### [WORK TO DO]
Keep the pictures out and restate every record exactly.

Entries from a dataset
********************

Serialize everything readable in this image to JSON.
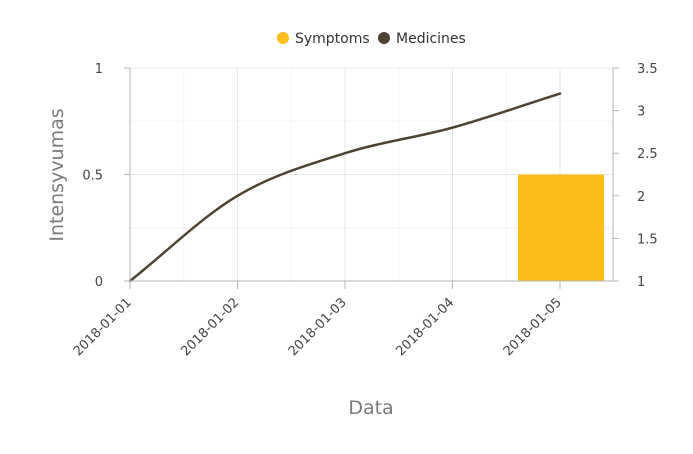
{
  "chart_data": {
    "type": "line",
    "x": [
      "2018-01-01",
      "2018-01-02",
      "2018-01-03",
      "2018-01-04",
      "2018-01-05"
    ],
    "xlabel": "Data",
    "ylabel": "Intensyvumas",
    "ylim": [
      0,
      1
    ],
    "y_ticks": [
      "0",
      "0.5",
      "1"
    ],
    "y2lim": [
      1,
      3.5
    ],
    "y2_ticks": [
      "1",
      "1.5",
      "2",
      "2.5",
      "3",
      "3.5"
    ],
    "grid": true,
    "legend_position": "top-center",
    "series": [
      {
        "name": "Symptoms",
        "type": "bar",
        "axis": "left",
        "color": "#fdbd1a",
        "x": [
          "2018-01-05"
        ],
        "values": [
          0.5
        ]
      },
      {
        "name": "Medicines",
        "type": "line",
        "axis": "right",
        "color": "#4d4331",
        "x": [
          "2018-01-01",
          "2018-01-02",
          "2018-01-03",
          "2018-01-04",
          "2018-01-05"
        ],
        "values": [
          1.0,
          2.0,
          2.5,
          2.8,
          3.2
        ]
      }
    ]
  }
}
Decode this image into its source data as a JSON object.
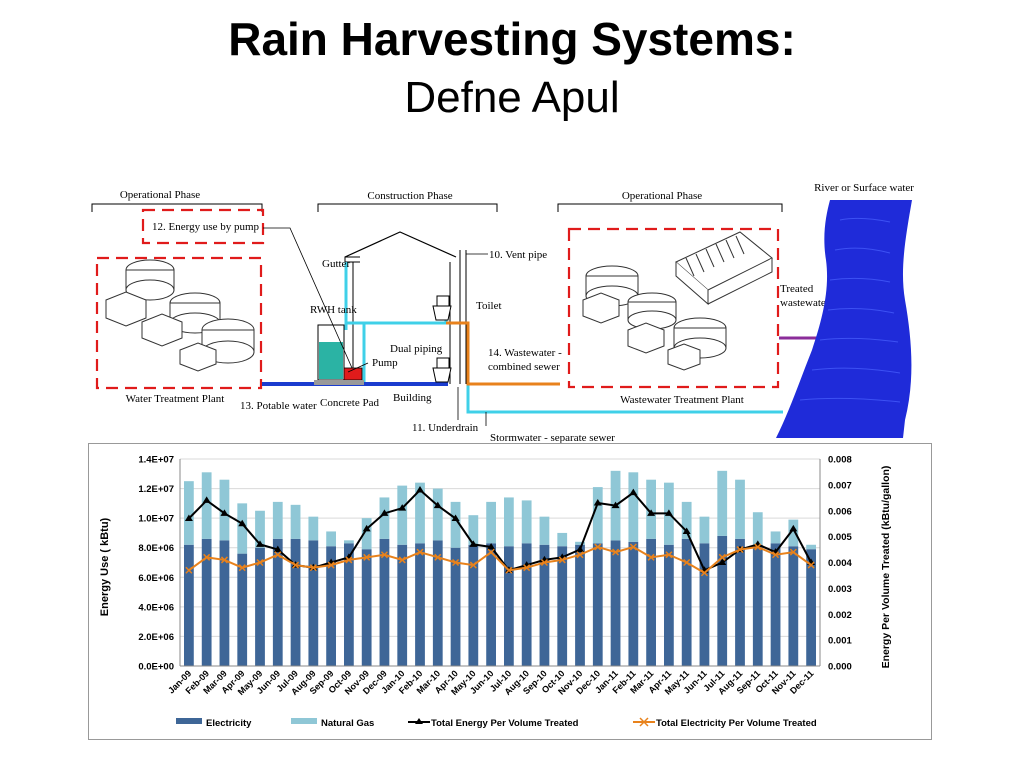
{
  "slide": {
    "title": "Rain Harvesting Systems:",
    "subtitle": "Defne Apul"
  },
  "diagram": {
    "phases": [
      "Operational Phase",
      "Construction Phase",
      "Operational Phase"
    ],
    "river_label": "River or Surface water",
    "labels": {
      "energy_pump": "12. Energy use by pump",
      "vent_pipe": "10. Vent pipe",
      "gutter": "Gutter",
      "rwh_tank": "RWH tank",
      "toilet": "Toilet",
      "dual_piping": "Dual piping",
      "pump": "Pump",
      "wastewater_line1": "14. Wastewater -",
      "wastewater_line2": "combined sewer",
      "treated_line1": "Treated",
      "treated_line2": "wastewater",
      "water_treatment_plant": "Water Treatment Plant",
      "potable_water": "13. Potable water",
      "concrete_pad": "Concrete Pad",
      "building": "Building",
      "underdrain": "11. Underdrain",
      "stormwater": "Stormwater - separate sewer",
      "wastewater_treatment_plant": "Wastewater Treatment Plant"
    },
    "colors": {
      "red_dash": "#e01b1b",
      "cyan": "#3fd0e8",
      "orange": "#e8821c",
      "blue_pipe": "#1a3ccf",
      "purple": "#8b2d9a",
      "river": "#1f2bd9"
    }
  },
  "chart_data": {
    "type": "bar",
    "categories": [
      "Jan-09",
      "Feb-09",
      "Mar-09",
      "Apr-09",
      "May-09",
      "Jun-09",
      "Jul-09",
      "Aug-09",
      "Sep-09",
      "Oct-09",
      "Nov-09",
      "Dec-09",
      "Jan-10",
      "Feb-10",
      "Mar-10",
      "Apr-10",
      "May-10",
      "Jun-10",
      "Jul-10",
      "Aug-10",
      "Sep-10",
      "Oct-10",
      "Nov-10",
      "Dec-10",
      "Jan-11",
      "Feb-11",
      "Mar-11",
      "Apr-11",
      "May-11",
      "Jun-11",
      "Jul-11",
      "Aug-11",
      "Sep-11",
      "Oct-11",
      "Nov-11",
      "Dec-11"
    ],
    "ylabel": "Energy Use ( kBtu)",
    "y2label": "Energy Per Volume Treated (kBtu/gallon)",
    "ylim": [
      0,
      14000000
    ],
    "y2lim": [
      0,
      0.008
    ],
    "yticks": [
      "0.0E+00",
      "2.0E+06",
      "4.0E+06",
      "6.0E+06",
      "8.0E+06",
      "1.0E+07",
      "1.2E+07",
      "1.4E+07"
    ],
    "y2ticks": [
      "0.000",
      "0.001",
      "0.002",
      "0.003",
      "0.004",
      "0.005",
      "0.006",
      "0.007",
      "0.008"
    ],
    "stacked": true,
    "series": [
      {
        "name": "Electricity",
        "kind": "bar",
        "color": "#3e6697",
        "values": [
          8200000,
          8600000,
          8500000,
          7600000,
          8000000,
          8600000,
          8600000,
          8500000,
          8100000,
          8300000,
          7900000,
          8600000,
          8200000,
          8300000,
          8500000,
          8000000,
          8200000,
          8300000,
          8100000,
          8300000,
          8200000,
          8100000,
          8200000,
          8300000,
          8500000,
          8400000,
          8600000,
          8200000,
          8600000,
          8300000,
          8800000,
          8600000,
          8200000,
          8300000,
          8100000,
          7900000
        ]
      },
      {
        "name": "Natural Gas",
        "kind": "bar",
        "color": "#8fc7d6",
        "values": [
          4300000,
          4500000,
          4100000,
          3400000,
          2500000,
          2500000,
          2300000,
          1600000,
          1000000,
          200000,
          2100000,
          2800000,
          4000000,
          4100000,
          3500000,
          3100000,
          2000000,
          2800000,
          3300000,
          2900000,
          1900000,
          900000,
          200000,
          3800000,
          4700000,
          4700000,
          4000000,
          4200000,
          2500000,
          1800000,
          4400000,
          4000000,
          2200000,
          800000,
          1800000,
          300000
        ]
      },
      {
        "name": "Total Energy Per Volume Treated",
        "kind": "line",
        "color": "#000000",
        "values": [
          0.0057,
          0.0064,
          0.0059,
          0.0055,
          0.0047,
          0.0045,
          0.0039,
          0.0038,
          0.004,
          0.0042,
          0.0053,
          0.0059,
          0.0061,
          0.0068,
          0.0062,
          0.0057,
          0.0047,
          0.0046,
          0.0037,
          0.0039,
          0.0041,
          0.0042,
          0.0045,
          0.0063,
          0.0062,
          0.0067,
          0.0059,
          0.0059,
          0.0052,
          0.0037,
          0.004,
          0.0045,
          0.0047,
          0.0044,
          0.0053,
          0.004
        ]
      },
      {
        "name": "Total Electricity Per Volume Treated",
        "kind": "line",
        "color": "#e8821c",
        "values": [
          0.0037,
          0.0042,
          0.0041,
          0.0038,
          0.004,
          0.0043,
          0.0039,
          0.0038,
          0.0039,
          0.0041,
          0.0042,
          0.0043,
          0.0041,
          0.0044,
          0.0042,
          0.004,
          0.0039,
          0.0044,
          0.0037,
          0.0038,
          0.004,
          0.0041,
          0.0043,
          0.0046,
          0.0044,
          0.0046,
          0.0042,
          0.0043,
          0.004,
          0.0036,
          0.0042,
          0.0045,
          0.0046,
          0.0043,
          0.0044,
          0.0039
        ]
      }
    ],
    "legend_position": "bottom"
  }
}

********************

### [COMPLETE RESPONSE]
Serialize everything readable in this image to JSON.
{
  "chart_data": {
    "type": "line",
    "x": [
      "2018-01-01",
      "2018-01-02",
      "2018-01-03",
      "2018-01-04",
      "2018-01-05"
    ],
    "xlabel": "Data",
    "ylabel": "Intensyvumas",
    "ylim": [
      0,
      1
    ],
    "y_ticks": [
      "0",
      "0.5",
      "1"
    ],
    "y2lim": [
      1,
      3.5
    ],
    "y2_ticks": [
      "1",
      "1.5",
      "2",
      "2.5",
      "3",
      "3.5"
    ],
    "grid": true,
    "legend_position": "top-center",
    "series": [
      {
        "name": "Symptoms",
        "type": "bar",
        "axis": "left",
        "color": "#fdbd1a",
        "x": [
          "2018-01-05"
        ],
        "values": [
          0.5
        ]
      },
      {
        "name": "Medicines",
        "type": "line",
        "axis": "right",
        "color": "#4d4331",
        "x": [
          "2018-01-01",
          "2018-01-02",
          "2018-01-03",
          "2018-01-04",
          "2018-01-05"
        ],
        "values": [
          1.0,
          2.0,
          2.5,
          2.8,
          3.2
        ]
      }
    ]
  }
}
Decode this image into its source data as a JSON object.
{
  "slide": {
    "title": "Rain Harvesting Systems:",
    "subtitle": "Defne Apul"
  },
  "diagram": {
    "phases": [
      "Operational Phase",
      "Construction Phase",
      "Operational Phase"
    ],
    "river_label": "River or Surface water",
    "labels": {
      "energy_pump": "12. Energy use by pump",
      "vent_pipe": "10. Vent pipe",
      "gutter": "Gutter",
      "rwh_tank": "RWH tank",
      "toilet": "Toilet",
      "dual_piping": "Dual piping",
      "pump": "Pump",
      "wastewater_line1": "14. Wastewater -",
      "wastewater_line2": "combined sewer",
      "treated_line1": "Treated",
      "treated_line2": "wastewater",
      "water_treatment_plant": "Water Treatment Plant",
      "potable_water": "13. Potable water",
      "concrete_pad": "Concrete Pad",
      "building": "Building",
      "underdrain": "11. Underdrain",
      "stormwater": "Stormwater - separate sewer",
      "wastewater_treatment_plant": "Wastewater Treatment Plant"
    },
    "colors": {
      "red_dash": "#e01b1b",
      "cyan": "#3fd0e8",
      "orange": "#e8821c",
      "blue_pipe": "#1a3ccf",
      "purple": "#8b2d9a",
      "river": "#1f2bd9"
    }
  },
  "chart_data": {
    "type": "bar",
    "categories": [
      "Jan-09",
      "Feb-09",
      "Mar-09",
      "Apr-09",
      "May-09",
      "Jun-09",
      "Jul-09",
      "Aug-09",
      "Sep-09",
      "Oct-09",
      "Nov-09",
      "Dec-09",
      "Jan-10",
      "Feb-10",
      "Mar-10",
      "Apr-10",
      "May-10",
      "Jun-10",
      "Jul-10",
      "Aug-10",
      "Sep-10",
      "Oct-10",
      "Nov-10",
      "Dec-10",
      "Jan-11",
      "Feb-11",
      "Mar-11",
      "Apr-11",
      "May-11",
      "Jun-11",
      "Jul-11",
      "Aug-11",
      "Sep-11",
      "Oct-11",
      "Nov-11",
      "Dec-11"
    ],
    "ylabel": "Energy Use ( kBtu)",
    "y2label": "Energy Per Volume Treated (kBtu/gallon)",
    "ylim": [
      0,
      14000000
    ],
    "y2lim": [
      0,
      0.008
    ],
    "yticks": [
      "0.0E+00",
      "2.0E+06",
      "4.0E+06",
      "6.0E+06",
      "8.0E+06",
      "1.0E+07",
      "1.2E+07",
      "1.4E+07"
    ],
    "y2ticks": [
      "0.000",
      "0.001",
      "0.002",
      "0.003",
      "0.004",
      "0.005",
      "0.006",
      "0.007",
      "0.008"
    ],
    "stacked": true,
    "series": [
      {
        "name": "Electricity",
        "kind": "bar",
        "color": "#3e6697",
        "values": [
          8200000,
          8600000,
          8500000,
          7600000,
          8000000,
          8600000,
          8600000,
          8500000,
          8100000,
          8300000,
          7900000,
          8600000,
          8200000,
          8300000,
          8500000,
          8000000,
          8200000,
          8300000,
          8100000,
          8300000,
          8200000,
          8100000,
          8200000,
          8300000,
          8500000,
          8400000,
          8600000,
          8200000,
          8600000,
          8300000,
          8800000,
          8600000,
          8200000,
          8300000,
          8100000,
          7900000
        ]
      },
      {
        "name": "Natural Gas",
        "kind": "bar",
        "color": "#8fc7d6",
        "values": [
          4300000,
          4500000,
          4100000,
          3400000,
          2500000,
          2500000,
          2300000,
          1600000,
          1000000,
          200000,
          2100000,
          2800000,
          4000000,
          4100000,
          3500000,
          3100000,
          2000000,
          2800000,
          3300000,
          2900000,
          1900000,
          900000,
          200000,
          3800000,
          4700000,
          4700000,
          4000000,
          4200000,
          2500000,
          1800000,
          4400000,
          4000000,
          2200000,
          800000,
          1800000,
          300000
        ]
      },
      {
        "name": "Total Energy Per Volume Treated",
        "kind": "line",
        "color": "#000000",
        "values": [
          0.0057,
          0.0064,
          0.0059,
          0.0055,
          0.0047,
          0.0045,
          0.0039,
          0.0038,
          0.004,
          0.0042,
          0.0053,
          0.0059,
          0.0061,
          0.0068,
          0.0062,
          0.0057,
          0.0047,
          0.0046,
          0.0037,
          0.0039,
          0.0041,
          0.0042,
          0.0045,
          0.0063,
          0.0062,
          0.0067,
          0.0059,
          0.0059,
          0.0052,
          0.0037,
          0.004,
          0.0045,
          0.0047,
          0.0044,
          0.0053,
          0.004
        ]
      },
      {
        "name": "Total Electricity Per Volume Treated",
        "kind": "line",
        "color": "#e8821c",
        "values": [
          0.0037,
          0.0042,
          0.0041,
          0.0038,
          0.004,
          0.0043,
          0.0039,
          0.0038,
          0.0039,
          0.0041,
          0.0042,
          0.0043,
          0.0041,
          0.0044,
          0.0042,
          0.004,
          0.0039,
          0.0044,
          0.0037,
          0.0038,
          0.004,
          0.0041,
          0.0043,
          0.0046,
          0.0044,
          0.0046,
          0.0042,
          0.0043,
          0.004,
          0.0036,
          0.0042,
          0.0045,
          0.0046,
          0.0043,
          0.0044,
          0.0039
        ]
      }
    ],
    "legend_position": "bottom"
  }
}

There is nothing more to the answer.